Page text dataset records
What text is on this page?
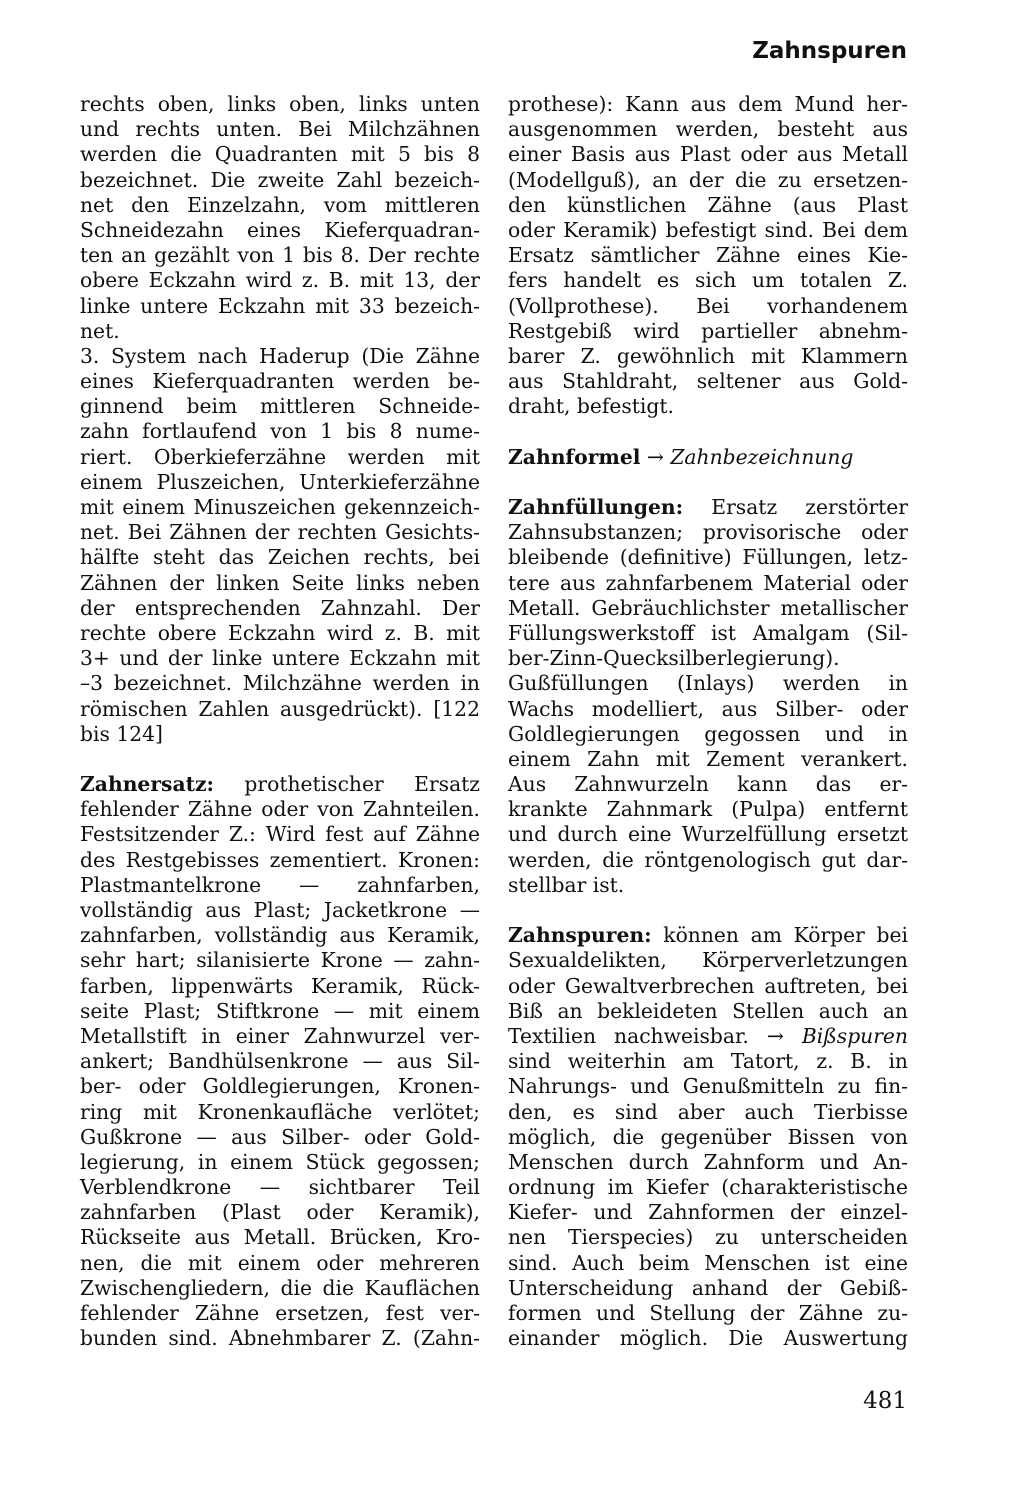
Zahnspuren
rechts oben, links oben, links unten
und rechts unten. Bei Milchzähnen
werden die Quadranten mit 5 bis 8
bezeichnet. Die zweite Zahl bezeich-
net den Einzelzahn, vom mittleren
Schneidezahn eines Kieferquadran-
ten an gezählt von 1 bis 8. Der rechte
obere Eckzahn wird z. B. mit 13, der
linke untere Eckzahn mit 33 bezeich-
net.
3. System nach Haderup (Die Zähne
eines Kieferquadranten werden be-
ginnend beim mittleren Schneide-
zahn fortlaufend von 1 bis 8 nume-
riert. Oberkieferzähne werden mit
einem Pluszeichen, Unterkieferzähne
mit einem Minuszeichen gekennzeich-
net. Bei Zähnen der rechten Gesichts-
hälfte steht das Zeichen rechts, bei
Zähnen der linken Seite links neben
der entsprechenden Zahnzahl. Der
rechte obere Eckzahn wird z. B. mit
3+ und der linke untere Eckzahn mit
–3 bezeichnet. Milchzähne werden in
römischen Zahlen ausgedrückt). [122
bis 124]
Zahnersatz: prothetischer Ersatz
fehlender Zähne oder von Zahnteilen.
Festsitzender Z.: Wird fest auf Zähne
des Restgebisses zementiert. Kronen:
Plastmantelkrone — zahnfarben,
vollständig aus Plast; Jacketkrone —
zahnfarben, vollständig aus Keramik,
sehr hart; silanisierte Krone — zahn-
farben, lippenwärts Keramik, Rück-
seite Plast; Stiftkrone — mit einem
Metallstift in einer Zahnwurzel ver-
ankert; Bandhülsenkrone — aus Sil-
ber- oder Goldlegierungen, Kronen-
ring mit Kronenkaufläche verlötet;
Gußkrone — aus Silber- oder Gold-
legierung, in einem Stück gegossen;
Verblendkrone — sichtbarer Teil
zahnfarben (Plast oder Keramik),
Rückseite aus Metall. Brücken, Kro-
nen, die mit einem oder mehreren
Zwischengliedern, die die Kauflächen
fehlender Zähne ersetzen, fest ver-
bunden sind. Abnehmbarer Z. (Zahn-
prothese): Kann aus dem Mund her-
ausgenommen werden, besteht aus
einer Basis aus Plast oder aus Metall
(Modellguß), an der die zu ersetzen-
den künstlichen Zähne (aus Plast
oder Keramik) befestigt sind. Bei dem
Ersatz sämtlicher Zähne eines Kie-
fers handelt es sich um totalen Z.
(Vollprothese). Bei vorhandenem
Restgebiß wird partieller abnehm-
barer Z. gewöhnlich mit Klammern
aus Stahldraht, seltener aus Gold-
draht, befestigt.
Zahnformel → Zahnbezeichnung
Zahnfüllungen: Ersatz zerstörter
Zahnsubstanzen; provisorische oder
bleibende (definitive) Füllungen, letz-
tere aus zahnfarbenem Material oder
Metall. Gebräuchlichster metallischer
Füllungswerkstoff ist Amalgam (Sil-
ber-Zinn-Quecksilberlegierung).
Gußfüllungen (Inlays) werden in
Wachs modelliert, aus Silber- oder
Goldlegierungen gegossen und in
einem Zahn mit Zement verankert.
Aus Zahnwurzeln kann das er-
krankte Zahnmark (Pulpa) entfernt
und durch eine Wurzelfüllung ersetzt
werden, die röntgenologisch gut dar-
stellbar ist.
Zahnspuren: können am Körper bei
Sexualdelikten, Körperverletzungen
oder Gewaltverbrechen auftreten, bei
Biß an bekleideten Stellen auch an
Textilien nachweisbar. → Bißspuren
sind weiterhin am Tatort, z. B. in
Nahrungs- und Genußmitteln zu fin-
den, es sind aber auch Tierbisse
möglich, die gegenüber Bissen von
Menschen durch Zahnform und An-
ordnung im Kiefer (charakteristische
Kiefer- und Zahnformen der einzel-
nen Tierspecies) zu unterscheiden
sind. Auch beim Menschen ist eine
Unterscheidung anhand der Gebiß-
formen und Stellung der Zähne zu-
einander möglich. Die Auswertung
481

--

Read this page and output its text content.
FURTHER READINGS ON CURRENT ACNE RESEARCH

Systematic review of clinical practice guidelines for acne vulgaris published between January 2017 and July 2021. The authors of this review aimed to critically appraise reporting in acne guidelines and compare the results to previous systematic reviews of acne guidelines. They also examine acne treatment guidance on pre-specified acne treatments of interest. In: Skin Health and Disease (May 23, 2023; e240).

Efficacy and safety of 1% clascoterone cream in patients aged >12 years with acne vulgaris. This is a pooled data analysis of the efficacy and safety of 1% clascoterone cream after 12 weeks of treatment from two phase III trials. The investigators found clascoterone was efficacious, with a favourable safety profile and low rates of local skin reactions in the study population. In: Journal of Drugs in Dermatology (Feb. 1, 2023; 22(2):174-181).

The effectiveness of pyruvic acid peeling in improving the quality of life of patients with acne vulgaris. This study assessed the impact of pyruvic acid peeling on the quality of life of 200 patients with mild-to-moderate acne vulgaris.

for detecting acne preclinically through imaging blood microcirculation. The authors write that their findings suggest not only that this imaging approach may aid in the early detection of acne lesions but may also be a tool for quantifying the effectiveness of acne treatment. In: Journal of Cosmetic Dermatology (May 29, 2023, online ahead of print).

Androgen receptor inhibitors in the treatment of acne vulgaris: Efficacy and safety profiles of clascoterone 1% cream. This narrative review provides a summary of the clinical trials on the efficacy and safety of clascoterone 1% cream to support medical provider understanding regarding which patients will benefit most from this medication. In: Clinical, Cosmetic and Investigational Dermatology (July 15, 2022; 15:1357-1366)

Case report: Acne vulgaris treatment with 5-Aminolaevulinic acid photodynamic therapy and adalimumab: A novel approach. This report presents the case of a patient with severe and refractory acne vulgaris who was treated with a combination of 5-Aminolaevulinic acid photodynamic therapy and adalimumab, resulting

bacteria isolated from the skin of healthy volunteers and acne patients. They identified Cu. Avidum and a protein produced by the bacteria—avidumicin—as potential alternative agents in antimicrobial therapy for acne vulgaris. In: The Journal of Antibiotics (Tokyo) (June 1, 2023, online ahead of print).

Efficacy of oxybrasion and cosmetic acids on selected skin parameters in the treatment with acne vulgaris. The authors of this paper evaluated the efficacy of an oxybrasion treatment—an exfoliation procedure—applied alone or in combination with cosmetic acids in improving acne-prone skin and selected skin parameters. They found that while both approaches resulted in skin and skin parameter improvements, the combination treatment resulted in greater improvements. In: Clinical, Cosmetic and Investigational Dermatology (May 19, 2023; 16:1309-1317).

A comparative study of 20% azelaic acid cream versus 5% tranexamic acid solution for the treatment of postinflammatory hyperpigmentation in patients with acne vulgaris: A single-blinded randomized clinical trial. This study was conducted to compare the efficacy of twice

What the task requires
When the word "ahead" shows up in a line of the entries, pull that line out.

Answer for this exercise
for detecting acne preclinically through imaging blood microcirculation. The authors write that their findings suggest not only that this imaging approach may aid in the early detection of acne lesions but may also be a tool for quantifying the effectiveness of acne treatment. In: Journal of Cosmetic Dermatology (May 29, 2023, online ahead of print).
bacteria isolated from the skin of healthy volunteers and acne patients. They identified Cu. Avidum and a protein produced by the bacteria—avidumicin—as potential alternative agents in antimicrobial therapy for acne vulgaris. In: The Journal of Antibiotics (Tokyo) (June 1, 2023, online ahead of print).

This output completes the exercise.